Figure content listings
....................
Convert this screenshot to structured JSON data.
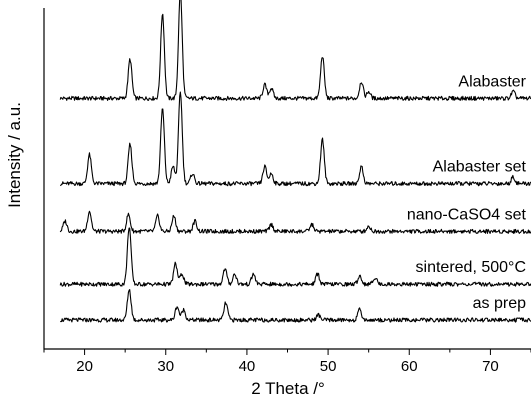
{
  "chart_data": {
    "type": "line",
    "title": "",
    "xlabel": "2 Theta /°",
    "ylabel": "Intensity / a.u.",
    "xlim": [
      15,
      75
    ],
    "xticks": [
      20,
      30,
      40,
      50,
      60,
      70
    ],
    "yticks": [],
    "grid": false,
    "legend": "none",
    "series": [
      {
        "name": "Alabaster",
        "baseline": 0.735,
        "peaks": [
          [
            25.6,
            0.115
          ],
          [
            29.6,
            0.25
          ],
          [
            31.8,
            0.31
          ],
          [
            42.2,
            0.04
          ],
          [
            43.0,
            0.03
          ],
          [
            49.3,
            0.125
          ],
          [
            54.1,
            0.05
          ],
          [
            55.0,
            0.02
          ],
          [
            72.8,
            0.02
          ]
        ]
      },
      {
        "name": "Alabaster set",
        "baseline": 0.485,
        "peaks": [
          [
            20.6,
            0.085
          ],
          [
            25.6,
            0.115
          ],
          [
            29.6,
            0.22
          ],
          [
            31.8,
            0.27
          ],
          [
            30.9,
            0.05
          ],
          [
            33.3,
            0.03
          ],
          [
            42.2,
            0.05
          ],
          [
            43.0,
            0.03
          ],
          [
            49.3,
            0.13
          ],
          [
            54.1,
            0.05
          ],
          [
            72.8,
            0.02
          ]
        ]
      },
      {
        "name": "nano-CaSO4 set",
        "baseline": 0.345,
        "peaks": [
          [
            17.6,
            0.03
          ],
          [
            20.6,
            0.06
          ],
          [
            25.4,
            0.05
          ],
          [
            29.0,
            0.045
          ],
          [
            31.0,
            0.045
          ],
          [
            33.6,
            0.03
          ],
          [
            43.0,
            0.02
          ],
          [
            48.0,
            0.02
          ],
          [
            55.0,
            0.015
          ]
        ]
      },
      {
        "name": "sintered, 500°C",
        "baseline": 0.19,
        "peaks": [
          [
            25.5,
            0.17
          ],
          [
            31.2,
            0.06
          ],
          [
            32.0,
            0.03
          ],
          [
            37.3,
            0.045
          ],
          [
            38.5,
            0.03
          ],
          [
            40.8,
            0.03
          ],
          [
            48.7,
            0.03
          ],
          [
            53.9,
            0.025
          ],
          [
            55.8,
            0.02
          ]
        ]
      },
      {
        "name": "as prep",
        "baseline": 0.085,
        "peaks": [
          [
            25.5,
            0.09
          ],
          [
            31.4,
            0.04
          ],
          [
            32.2,
            0.03
          ],
          [
            37.4,
            0.05
          ],
          [
            48.8,
            0.015
          ],
          [
            53.9,
            0.03
          ]
        ]
      }
    ]
  }
}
....................
Return all the entries word for word, but omit any pictures they contain.

Convert this screenshot to structured JSON data.
{
  "chart_data": {
    "type": "line",
    "title": "",
    "xlabel": "2 Theta /°",
    "ylabel": "Intensity / a.u.",
    "xlim": [
      15,
      75
    ],
    "xticks": [
      20,
      30,
      40,
      50,
      60,
      70
    ],
    "yticks": [],
    "grid": false,
    "legend": "none",
    "series": [
      {
        "name": "Alabaster",
        "baseline": 0.735,
        "peaks": [
          [
            25.6,
            0.115
          ],
          [
            29.6,
            0.25
          ],
          [
            31.8,
            0.31
          ],
          [
            42.2,
            0.04
          ],
          [
            43.0,
            0.03
          ],
          [
            49.3,
            0.125
          ],
          [
            54.1,
            0.05
          ],
          [
            55.0,
            0.02
          ],
          [
            72.8,
            0.02
          ]
        ]
      },
      {
        "name": "Alabaster set",
        "baseline": 0.485,
        "peaks": [
          [
            20.6,
            0.085
          ],
          [
            25.6,
            0.115
          ],
          [
            29.6,
            0.22
          ],
          [
            31.8,
            0.27
          ],
          [
            30.9,
            0.05
          ],
          [
            33.3,
            0.03
          ],
          [
            42.2,
            0.05
          ],
          [
            43.0,
            0.03
          ],
          [
            49.3,
            0.13
          ],
          [
            54.1,
            0.05
          ],
          [
            72.8,
            0.02
          ]
        ]
      },
      {
        "name": "nano-CaSO4 set",
        "baseline": 0.345,
        "peaks": [
          [
            17.6,
            0.03
          ],
          [
            20.6,
            0.06
          ],
          [
            25.4,
            0.05
          ],
          [
            29.0,
            0.045
          ],
          [
            31.0,
            0.045
          ],
          [
            33.6,
            0.03
          ],
          [
            43.0,
            0.02
          ],
          [
            48.0,
            0.02
          ],
          [
            55.0,
            0.015
          ]
        ]
      },
      {
        "name": "sintered, 500°C",
        "baseline": 0.19,
        "peaks": [
          [
            25.5,
            0.17
          ],
          [
            31.2,
            0.06
          ],
          [
            32.0,
            0.03
          ],
          [
            37.3,
            0.045
          ],
          [
            38.5,
            0.03
          ],
          [
            40.8,
            0.03
          ],
          [
            48.7,
            0.03
          ],
          [
            53.9,
            0.025
          ],
          [
            55.8,
            0.02
          ]
        ]
      },
      {
        "name": "as prep",
        "baseline": 0.085,
        "peaks": [
          [
            25.5,
            0.09
          ],
          [
            31.4,
            0.04
          ],
          [
            32.2,
            0.03
          ],
          [
            37.4,
            0.05
          ],
          [
            48.8,
            0.015
          ],
          [
            53.9,
            0.03
          ]
        ]
      }
    ]
  }
}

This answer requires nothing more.